THE REQUEST: Are you able to quote each entry exactly as written?

-- BEGIN PROVIDED DATA --

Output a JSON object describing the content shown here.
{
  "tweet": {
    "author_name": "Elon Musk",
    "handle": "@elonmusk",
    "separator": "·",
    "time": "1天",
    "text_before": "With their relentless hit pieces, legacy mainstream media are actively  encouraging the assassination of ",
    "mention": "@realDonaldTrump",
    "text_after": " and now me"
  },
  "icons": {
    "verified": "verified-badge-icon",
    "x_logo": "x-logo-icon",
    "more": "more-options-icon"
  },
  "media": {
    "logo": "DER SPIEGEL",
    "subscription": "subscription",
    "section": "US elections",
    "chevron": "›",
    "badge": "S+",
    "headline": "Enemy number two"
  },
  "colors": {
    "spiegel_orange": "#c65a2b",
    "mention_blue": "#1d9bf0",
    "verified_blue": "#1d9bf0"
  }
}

-- END PROVIDED DATA --

THE COMPLETED TASK:
Output a JSON object describing the content shown here.
{
  "tweet": {
    "author_name": "Elon Musk",
    "handle": "@elonmusk",
    "separator": "·",
    "time": "1天",
    "text_before": "With their relentless hit pieces, legacy mainstream media are actively  encouraging the assassination of ",
    "mention": "@realDonaldTrump",
    "text_after": " and now me"
  },
  "icons": {
    "verified": "verified-badge-icon",
    "x_logo": "x-logo-icon",
    "more": "more-options-icon"
  },
  "media": {
    "logo": "DER SPIEGEL",
    "subscription": "subscription",
    "section": "US elections",
    "chevron": "›",
    "badge": "S+",
    "headline": "Enemy number two"
  },
  "colors": {
    "spiegel_orange": "#c65a2b",
    "mention_blue": "#1d9bf0",
    "verified_blue": "#1d9bf0"
  }
}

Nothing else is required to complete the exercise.